Stored data entries:
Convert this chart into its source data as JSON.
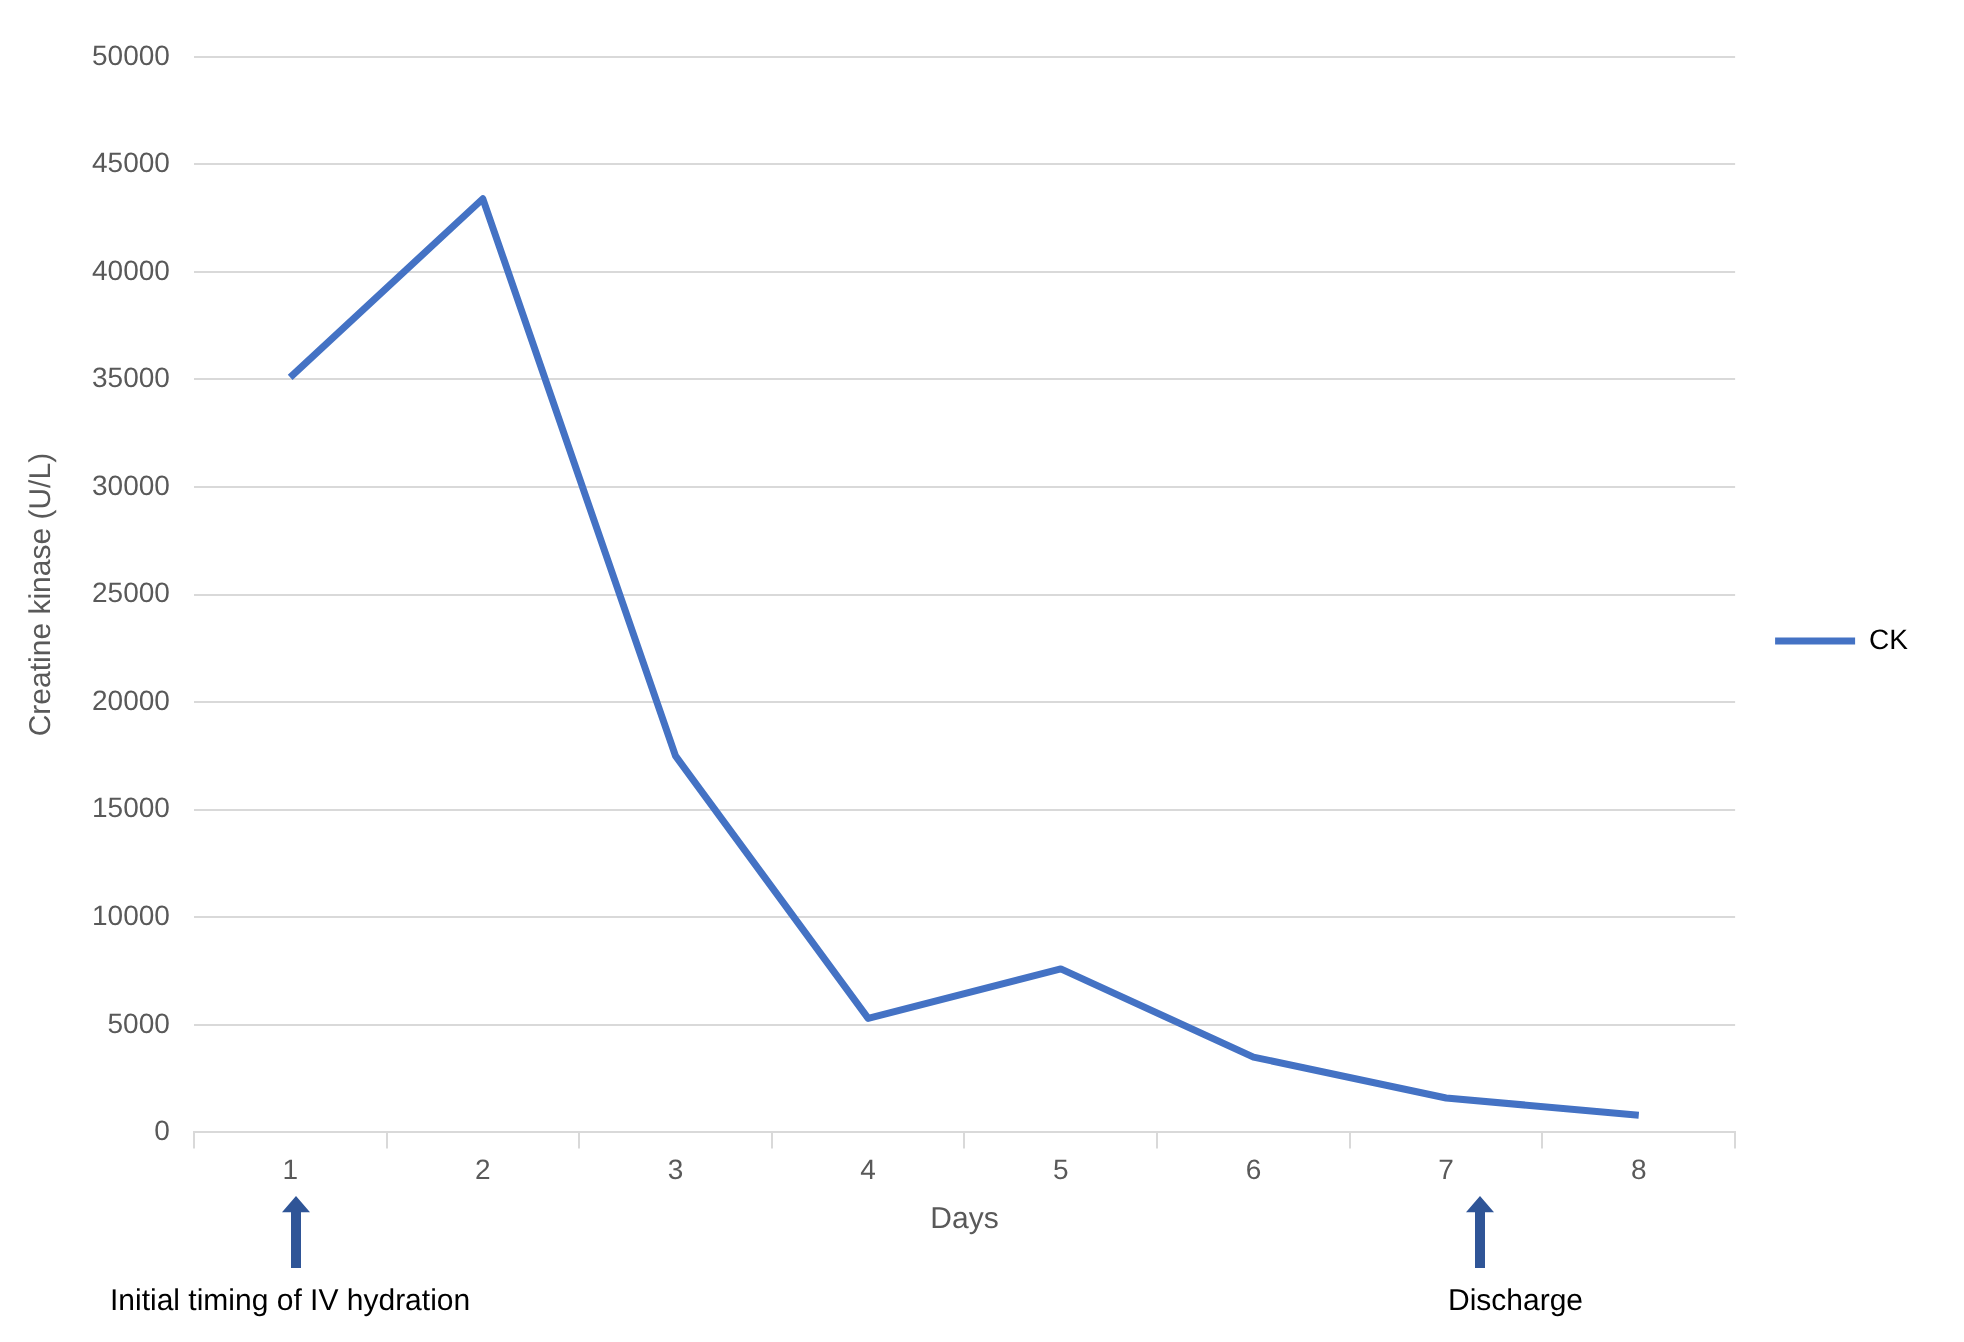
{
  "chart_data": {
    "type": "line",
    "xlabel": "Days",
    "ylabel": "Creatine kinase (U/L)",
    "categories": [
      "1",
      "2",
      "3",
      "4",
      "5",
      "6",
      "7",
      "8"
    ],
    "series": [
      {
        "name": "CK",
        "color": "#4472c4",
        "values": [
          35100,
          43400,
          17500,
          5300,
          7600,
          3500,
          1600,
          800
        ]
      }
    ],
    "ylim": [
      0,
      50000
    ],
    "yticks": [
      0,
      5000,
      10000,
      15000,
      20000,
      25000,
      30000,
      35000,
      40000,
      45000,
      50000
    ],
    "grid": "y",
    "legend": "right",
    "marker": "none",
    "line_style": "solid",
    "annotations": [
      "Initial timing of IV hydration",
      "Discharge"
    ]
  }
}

- WHAT IS NEEDED -
Transcribe the full listing above exactly as it stands, minus the pictures.

- FULL SOLUTION -
Convert this chart into its source data as JSON.
{
  "chart_data": {
    "type": "line",
    "xlabel": "Days",
    "ylabel": "Creatine kinase (U/L)",
    "categories": [
      "1",
      "2",
      "3",
      "4",
      "5",
      "6",
      "7",
      "8"
    ],
    "series": [
      {
        "name": "CK",
        "color": "#4472c4",
        "values": [
          35100,
          43400,
          17500,
          5300,
          7600,
          3500,
          1600,
          800
        ]
      }
    ],
    "ylim": [
      0,
      50000
    ],
    "yticks": [
      0,
      5000,
      10000,
      15000,
      20000,
      25000,
      30000,
      35000,
      40000,
      45000,
      50000
    ],
    "grid": "y",
    "legend": "right",
    "marker": "none",
    "line_style": "solid",
    "annotations": [
      "Initial timing of IV hydration",
      "Discharge"
    ]
  }
}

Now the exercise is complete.